▶ _WORK INSTRUCTIONS_
The listing below should be copied in full, word for word.

Stored data entries:
================================
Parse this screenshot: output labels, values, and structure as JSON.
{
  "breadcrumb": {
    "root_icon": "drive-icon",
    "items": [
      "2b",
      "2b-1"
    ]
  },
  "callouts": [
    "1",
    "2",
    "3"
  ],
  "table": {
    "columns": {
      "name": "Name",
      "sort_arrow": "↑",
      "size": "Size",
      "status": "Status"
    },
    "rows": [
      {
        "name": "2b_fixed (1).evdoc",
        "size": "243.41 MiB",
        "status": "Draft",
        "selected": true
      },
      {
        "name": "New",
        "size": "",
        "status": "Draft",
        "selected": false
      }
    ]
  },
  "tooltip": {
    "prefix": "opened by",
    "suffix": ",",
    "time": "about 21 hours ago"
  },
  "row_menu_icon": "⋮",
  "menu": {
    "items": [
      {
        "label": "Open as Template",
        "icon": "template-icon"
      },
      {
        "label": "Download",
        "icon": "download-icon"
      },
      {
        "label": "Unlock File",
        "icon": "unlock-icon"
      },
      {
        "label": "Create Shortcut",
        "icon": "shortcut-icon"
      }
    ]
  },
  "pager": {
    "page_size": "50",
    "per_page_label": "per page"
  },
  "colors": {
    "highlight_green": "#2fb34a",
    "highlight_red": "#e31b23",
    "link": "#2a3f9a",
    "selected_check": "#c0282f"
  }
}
================================
▶ _WRITTEN ANSWER_
Parse this screenshot: output labels, values, and structure as JSON.
{
  "breadcrumb": {
    "root_icon": "drive-icon",
    "items": [
      "2b",
      "2b-1"
    ]
  },
  "callouts": [
    "1",
    "2",
    "3"
  ],
  "table": {
    "columns": {
      "name": "Name",
      "sort_arrow": "↑",
      "size": "Size",
      "status": "Status"
    },
    "rows": [
      {
        "name": "2b_fixed (1).evdoc",
        "size": "243.41 MiB",
        "status": "Draft",
        "selected": true
      },
      {
        "name": "New",
        "size": "",
        "status": "Draft",
        "selected": false
      }
    ]
  },
  "tooltip": {
    "prefix": "opened by",
    "suffix": ",",
    "time": "about 21 hours ago"
  },
  "row_menu_icon": "⋮",
  "menu": {
    "items": [
      {
        "label": "Open as Template",
        "icon": "template-icon"
      },
      {
        "label": "Download",
        "icon": "download-icon"
      },
      {
        "label": "Unlock File",
        "icon": "unlock-icon"
      },
      {
        "label": "Create Shortcut",
        "icon": "shortcut-icon"
      }
    ]
  },
  "pager": {
    "page_size": "50",
    "per_page_label": "per page"
  },
  "colors": {
    "highlight_green": "#2fb34a",
    "highlight_red": "#e31b23",
    "link": "#2a3f9a",
    "selected_check": "#c0282f"
  }
}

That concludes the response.